Directive:
Where a line in the listing contains the string "باشد", copy that line out.

Input rows:
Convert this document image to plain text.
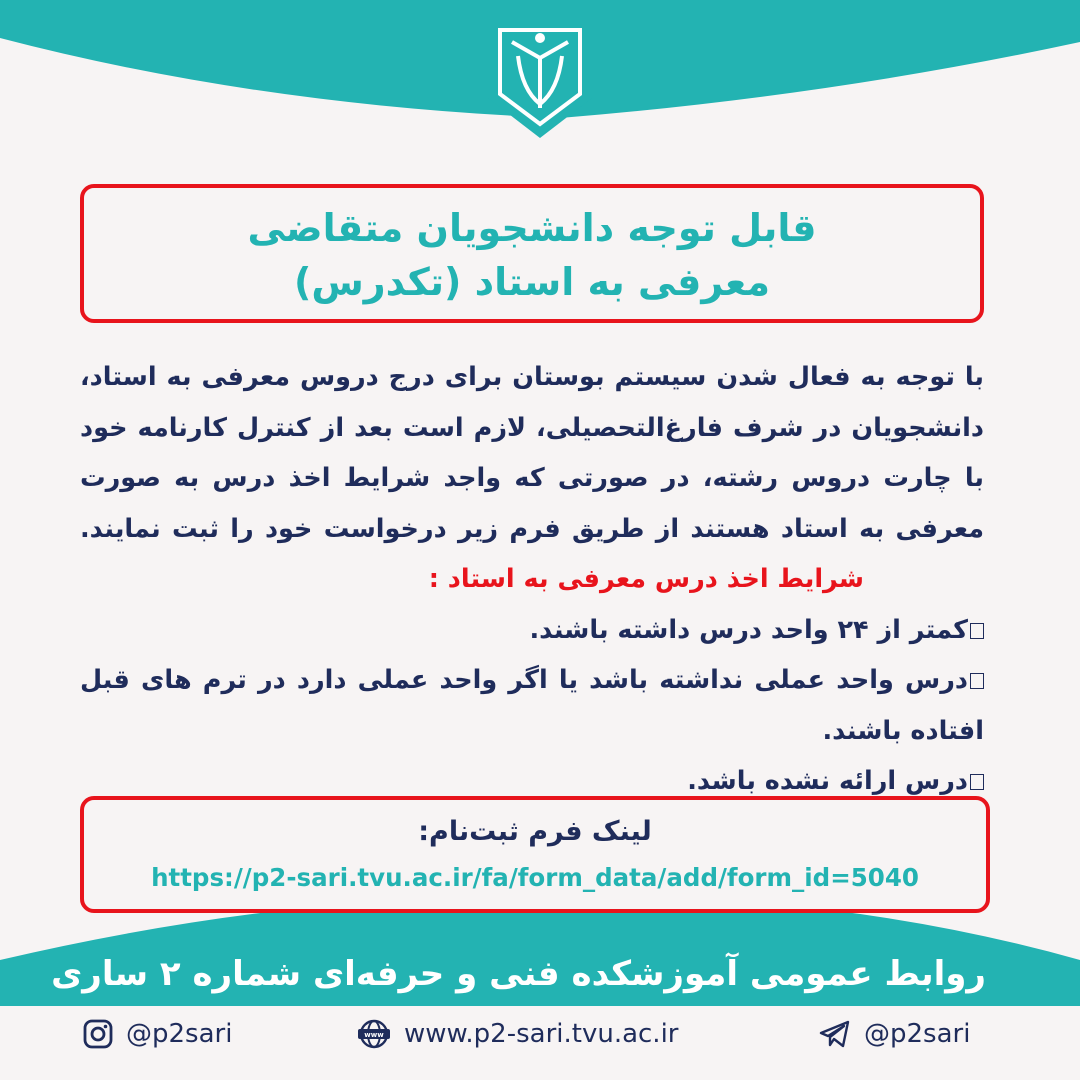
قابل توجه دانشجویان متقاضی
معرفی به استاد (تکدرس)

با توجه به فعال شدن سیستم بوستان برای درج دروس معرفی به استاد، دانشجویان در شرف فارغ‌التحصیلی، لازم است بعد از کنترل کارنامه خود با چارت دروس رشته، در صورتی که واجد شرایط اخذ درس به صورت معرفی به استاد هستند از طریق فرم زیر درخواست خود را ثبت نمایند.شرایط اخذ درس معرفی به استاد :

کمتر از ۲۴ واحد درس داشته باشند.

درس واحد عملی نداشته باشد یا اگر واحد عملی دارد در ترم های قبل افتاده باشند.

درس ارائه نشده باشد.

لینک فرم ثبت‌نام:
https://p2-sari.tvu.ac.ir/fa/form_data/add/form_id=5040
روابط عمومی آموزشکده فنی و حرفه‌ای شماره ۲ ساری
@p2sari	www www.p2-sari.tvu.ac.ir	@p2sari
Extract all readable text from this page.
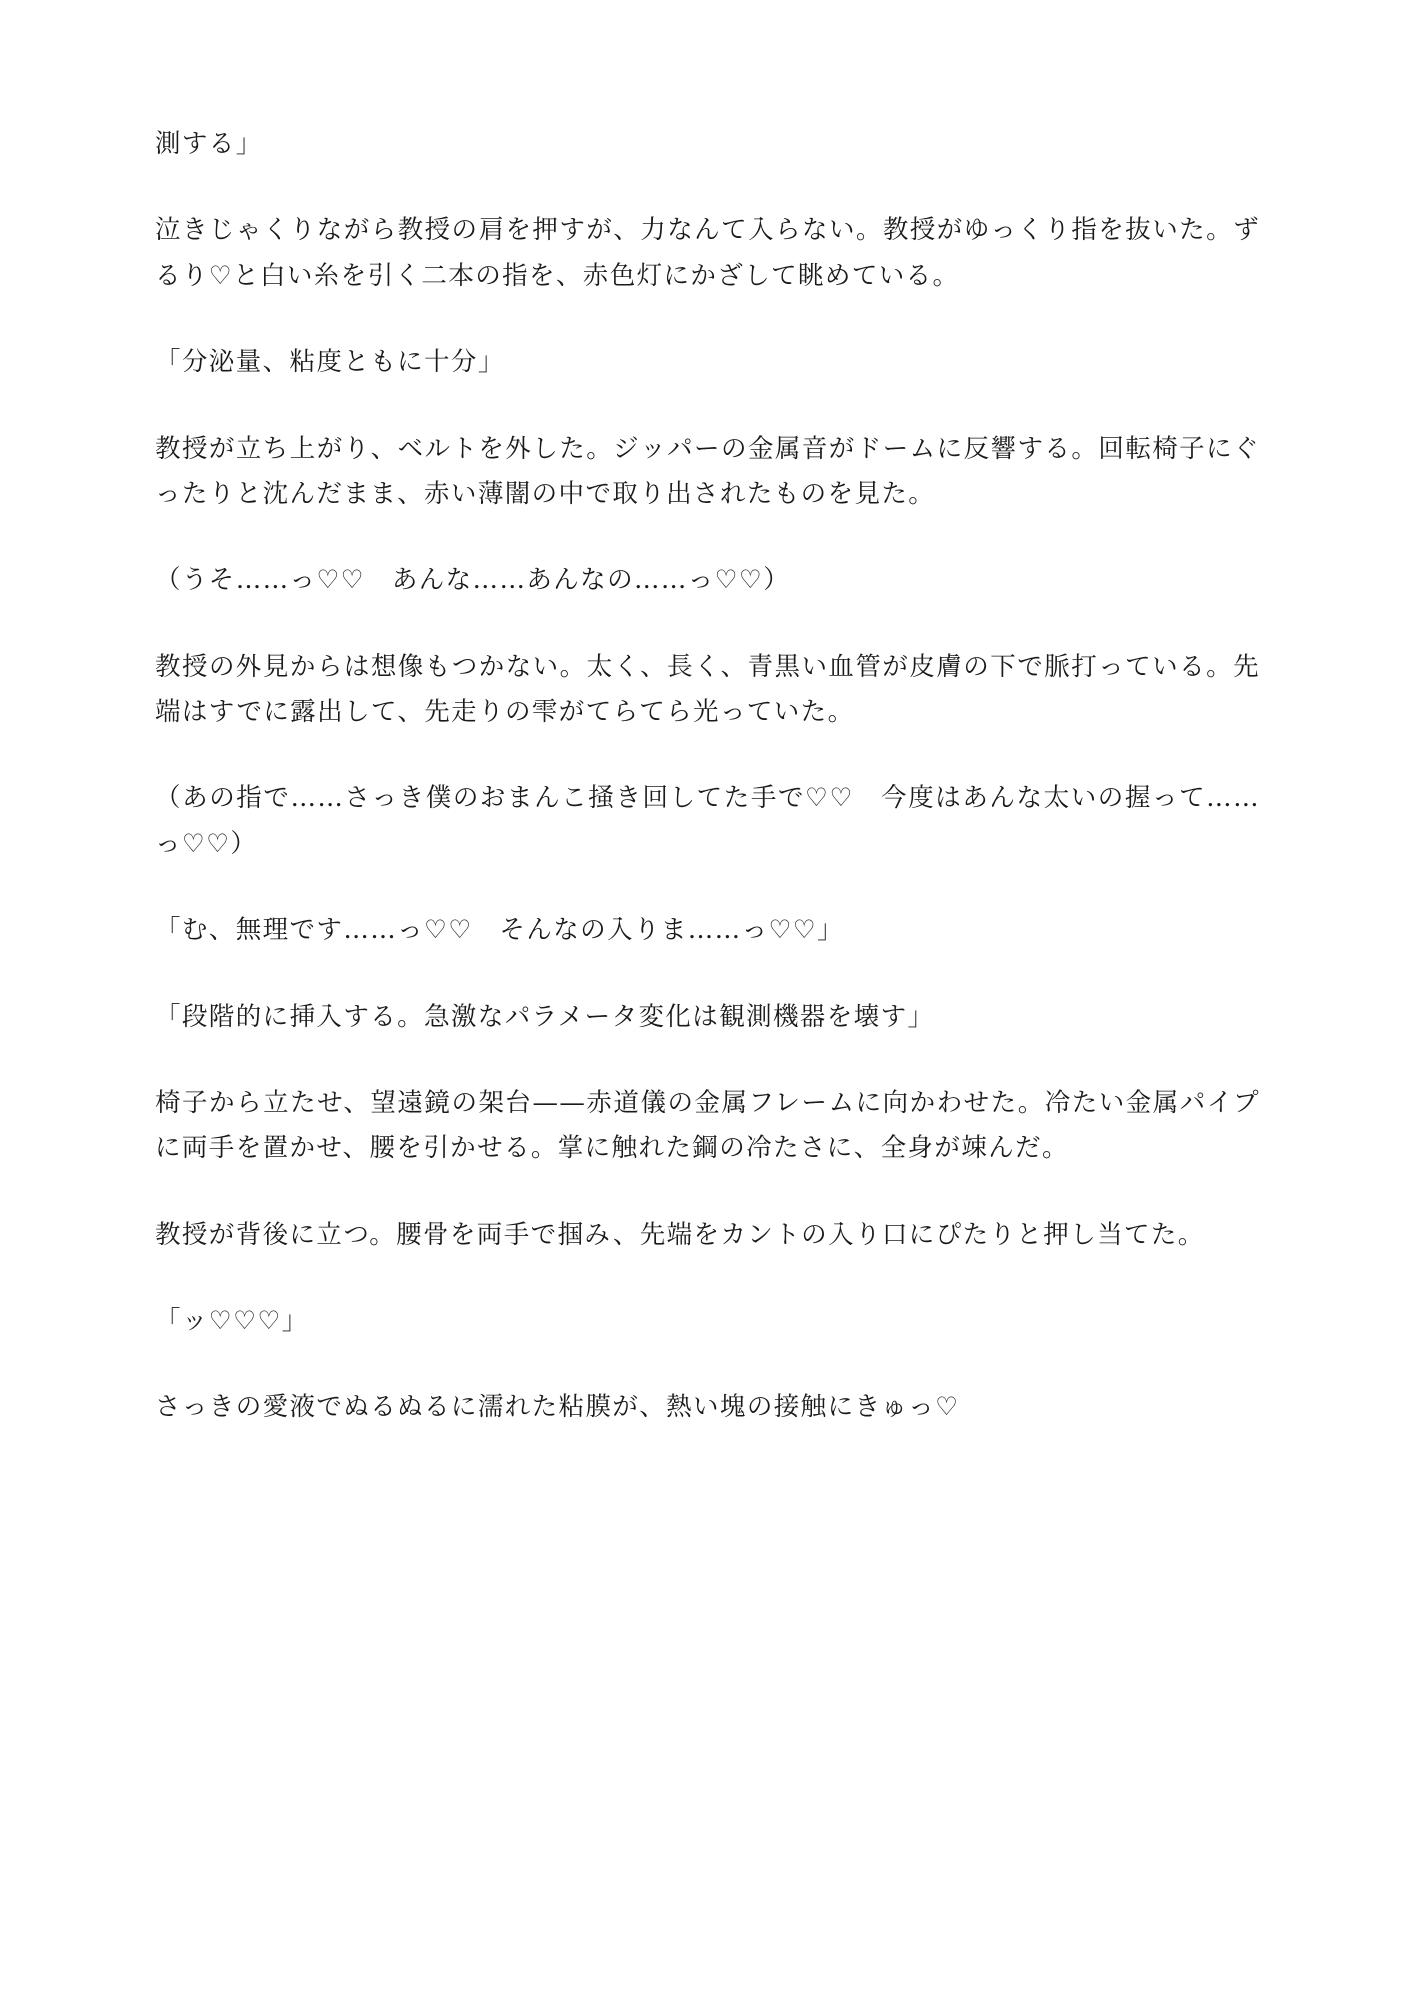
測する」

泣きじゃくりながら教授の肩を押すが、力なんて入らない。教授がゆっくり指を抜いた。ずるり♡と白い糸を引く二本の指を、赤色灯にかざして眺めている。

「分泌量、粘度ともに十分」

教授が立ち上がり、ベルトを外した。ジッパーの金属音がドームに反響する。回転椅子にぐったりと沈んだまま、赤い薄闇の中で取り出されたものを見た。

（うそ……っ♡♡　あんな……あんなの……っ♡♡）

教授の外見からは想像もつかない。太く、長く、青黒い血管が皮膚の下で脈打っている。先端はすでに露出して、先走りの雫がてらてら光っていた。

（あの指で……さっき僕のおまんこ掻き回してた手で♡♡　今度はあんな太いの握って……っ♡♡）

「む、無理です……っ♡♡　そんなの入りま……っ♡♡」

「段階的に挿入する。急激なパラメータ変化は観測機器を壊す」

椅子から立たせ、望遠鏡の架台——赤道儀の金属フレームに向かわせた。冷たい金属パイプに両手を置かせ、腰を引かせる。掌に触れた鋼の冷たさに、全身が竦んだ。

教授が背後に立つ。腰骨を両手で掴み、先端をカントの入り口にぴたりと押し当てた。

「ッ♡♡♡」

さっきの愛液でぬるぬるに濡れた粘膜が、熱い塊の接触にきゅっ♡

Written response:
درس واحد عملی نداشته باشد یا اگر واحد عملی دارد در ترم های قبل افتاده باشند.
درس ارائه نشده باشد.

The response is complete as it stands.